## SET EXERCISE
Output the entries verbatim, including every line.
** Start of SUPPLIED DATA **
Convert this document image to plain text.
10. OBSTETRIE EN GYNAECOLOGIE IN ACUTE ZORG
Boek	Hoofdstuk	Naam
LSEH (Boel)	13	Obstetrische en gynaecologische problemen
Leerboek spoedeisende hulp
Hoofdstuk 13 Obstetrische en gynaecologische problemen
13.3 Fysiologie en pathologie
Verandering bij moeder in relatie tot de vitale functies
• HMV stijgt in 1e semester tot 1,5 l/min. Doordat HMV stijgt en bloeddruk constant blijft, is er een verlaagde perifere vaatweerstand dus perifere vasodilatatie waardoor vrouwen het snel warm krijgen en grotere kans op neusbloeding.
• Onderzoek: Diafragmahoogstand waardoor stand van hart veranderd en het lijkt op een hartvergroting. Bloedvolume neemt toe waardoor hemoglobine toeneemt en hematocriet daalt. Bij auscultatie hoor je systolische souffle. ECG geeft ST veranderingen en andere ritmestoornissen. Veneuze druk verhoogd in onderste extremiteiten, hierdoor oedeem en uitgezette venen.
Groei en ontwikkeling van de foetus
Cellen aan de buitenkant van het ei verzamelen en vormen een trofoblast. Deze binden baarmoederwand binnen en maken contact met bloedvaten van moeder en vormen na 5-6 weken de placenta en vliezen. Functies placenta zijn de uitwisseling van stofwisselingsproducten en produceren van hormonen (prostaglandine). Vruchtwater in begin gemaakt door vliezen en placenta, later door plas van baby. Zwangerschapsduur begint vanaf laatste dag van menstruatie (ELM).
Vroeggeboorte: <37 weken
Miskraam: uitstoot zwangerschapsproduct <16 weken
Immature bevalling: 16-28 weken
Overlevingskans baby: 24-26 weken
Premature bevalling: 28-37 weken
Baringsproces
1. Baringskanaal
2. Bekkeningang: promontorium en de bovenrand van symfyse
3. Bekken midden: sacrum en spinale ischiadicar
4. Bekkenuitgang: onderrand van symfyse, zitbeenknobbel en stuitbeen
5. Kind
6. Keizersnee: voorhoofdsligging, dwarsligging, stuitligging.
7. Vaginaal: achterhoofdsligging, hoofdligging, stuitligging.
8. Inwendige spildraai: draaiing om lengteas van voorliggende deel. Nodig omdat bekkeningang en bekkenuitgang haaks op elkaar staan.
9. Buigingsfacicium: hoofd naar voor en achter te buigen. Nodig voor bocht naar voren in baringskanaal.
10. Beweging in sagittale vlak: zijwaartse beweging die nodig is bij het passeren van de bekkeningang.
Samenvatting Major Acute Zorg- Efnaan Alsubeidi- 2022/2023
** End of SUPPLIED DATA **
## SOLUTION BELOW
Convert this document image to plain text.
10. OBSTETRIE EN GYNAECOLOGIE IN ACUTE ZORG
Boek	Hoofdstuk	Naam
LSEH (Boel)	13	Obstetrische en gynaecologische problemen
Leerboek spoedeisende hulp
Hoofdstuk 13 Obstetrische en gynaecologische problemen
13.3 Fysiologie en pathologie
Verandering bij moeder in relatie tot de vitale functies
• HMV stijgt in 1e semester tot 1,5 l/min. Doordat HMV stijgt en bloeddruk constant blijft, is er een verlaagde perifere vaatweerstand dus perifere vasodilatatie waardoor vrouwen het snel warm krijgen en grotere kans op neusbloeding.
• Onderzoek: Diafragmahoogstand waardoor stand van hart veranderd en het lijkt op een hartvergroting. Bloedvolume neemt toe waardoor hemoglobine toeneemt en hematocriet daalt. Bij auscultatie hoor je systolische souffle. ECG geeft ST veranderingen en andere ritmestoornissen. Veneuze druk verhoogd in onderste extremiteiten, hierdoor oedeem en uitgezette venen.
Groei en ontwikkeling van de foetus
Cellen aan de buitenkant van het ei verzamelen en vormen een trofoblast. Deze binden baarmoederwand binnen en maken contact met bloedvaten van moeder en vormen na 5-6 weken de placenta en vliezen. Functies placenta zijn de uitwisseling van stofwisselingsproducten en produceren van hormonen (prostaglandine). Vruchtwater in begin gemaakt door vliezen en placenta, later door plas van baby. Zwangerschapsduur begint vanaf laatste dag van menstruatie (ELM).
Vroeggeboorte: <37 weken
Miskraam: uitstoot zwangerschapsproduct <16 weken
Immature bevalling: 16-28 weken
Overlevingskans baby: 24-26 weken
Premature bevalling: 28-37 weken
Baringsproces
1. Baringskanaal
2. Bekkeningang: promontorium en de bovenrand van symfyse
3. Bekken midden: sacrum en spinale ischiadicar
4. Bekkenuitgang: onderrand van symfyse, zitbeenknobbel en stuitbeen
5. Kind
6. Keizersnee: voorhoofdsligging, dwarsligging, stuitligging.
7. Vaginaal: achterhoofdsligging, hoofdligging, stuitligging.
8. Inwendige spildraai: draaiing om lengteas van voorliggende deel. Nodig omdat bekkeningang en bekkenuitgang haaks op elkaar staan.
9. Buigingsfacicium: hoofd naar voor en achter te buigen. Nodig voor bocht naar voren in baringskanaal.
10. Beweging in sagittale vlak: zijwaartse beweging die nodig is bij het passeren van de bekkeningang.
Samenvatting Major Acute Zorg- Efnaan Alsubeidi- 2022/2023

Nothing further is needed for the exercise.